■ Stored rows:
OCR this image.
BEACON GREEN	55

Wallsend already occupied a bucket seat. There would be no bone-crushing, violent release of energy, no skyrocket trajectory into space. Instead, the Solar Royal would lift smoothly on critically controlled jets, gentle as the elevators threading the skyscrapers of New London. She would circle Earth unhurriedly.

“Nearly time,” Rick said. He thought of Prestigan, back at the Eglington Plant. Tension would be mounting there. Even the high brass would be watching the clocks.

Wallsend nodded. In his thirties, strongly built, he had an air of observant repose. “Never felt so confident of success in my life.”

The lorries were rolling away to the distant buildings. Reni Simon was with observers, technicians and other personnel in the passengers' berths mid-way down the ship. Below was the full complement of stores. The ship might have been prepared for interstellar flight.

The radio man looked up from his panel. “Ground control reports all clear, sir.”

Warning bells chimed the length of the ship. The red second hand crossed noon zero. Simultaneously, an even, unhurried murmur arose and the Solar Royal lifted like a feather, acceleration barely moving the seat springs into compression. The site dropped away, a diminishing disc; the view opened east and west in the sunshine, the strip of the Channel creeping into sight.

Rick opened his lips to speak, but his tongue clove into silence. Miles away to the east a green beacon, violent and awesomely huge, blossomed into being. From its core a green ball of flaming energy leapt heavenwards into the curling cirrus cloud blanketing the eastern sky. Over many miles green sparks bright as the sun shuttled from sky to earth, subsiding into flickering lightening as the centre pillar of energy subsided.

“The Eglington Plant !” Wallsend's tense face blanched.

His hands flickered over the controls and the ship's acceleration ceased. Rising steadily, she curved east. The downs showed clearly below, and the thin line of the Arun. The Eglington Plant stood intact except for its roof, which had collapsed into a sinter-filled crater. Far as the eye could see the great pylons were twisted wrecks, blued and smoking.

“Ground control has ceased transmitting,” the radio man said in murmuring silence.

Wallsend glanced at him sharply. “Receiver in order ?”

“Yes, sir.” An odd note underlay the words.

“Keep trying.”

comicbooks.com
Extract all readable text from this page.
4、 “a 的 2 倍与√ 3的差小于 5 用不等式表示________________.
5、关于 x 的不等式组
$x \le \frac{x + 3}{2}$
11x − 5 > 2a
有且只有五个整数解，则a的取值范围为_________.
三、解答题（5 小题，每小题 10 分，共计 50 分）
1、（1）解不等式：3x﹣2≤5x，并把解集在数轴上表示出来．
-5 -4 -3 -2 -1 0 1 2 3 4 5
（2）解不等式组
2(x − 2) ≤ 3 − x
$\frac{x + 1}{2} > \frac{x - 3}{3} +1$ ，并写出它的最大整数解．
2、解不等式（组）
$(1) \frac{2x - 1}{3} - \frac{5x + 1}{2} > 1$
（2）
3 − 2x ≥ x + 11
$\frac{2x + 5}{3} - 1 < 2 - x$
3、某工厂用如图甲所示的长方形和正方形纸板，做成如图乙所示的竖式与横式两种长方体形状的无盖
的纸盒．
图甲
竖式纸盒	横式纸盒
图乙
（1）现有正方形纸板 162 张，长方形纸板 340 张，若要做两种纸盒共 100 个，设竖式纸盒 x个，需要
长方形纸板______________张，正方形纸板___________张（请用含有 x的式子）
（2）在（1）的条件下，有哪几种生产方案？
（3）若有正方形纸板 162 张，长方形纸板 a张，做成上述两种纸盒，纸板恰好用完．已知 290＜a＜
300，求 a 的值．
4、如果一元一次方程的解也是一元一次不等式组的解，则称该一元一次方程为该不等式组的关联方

■ Directions for this task: Pick out, from the lines above, every one that contains the string "frac".

■ Finished exercise:
$x \le \frac{x + 3}{2}$
$\frac{x + 1}{2} > \frac{x - 3}{3} +1$ ，并写出它的最大整数解．
$(1) \frac{2x - 1}{3} - \frac{5x + 1}{2} > 1$
$\frac{2x + 5}{3} - 1 < 2 - x$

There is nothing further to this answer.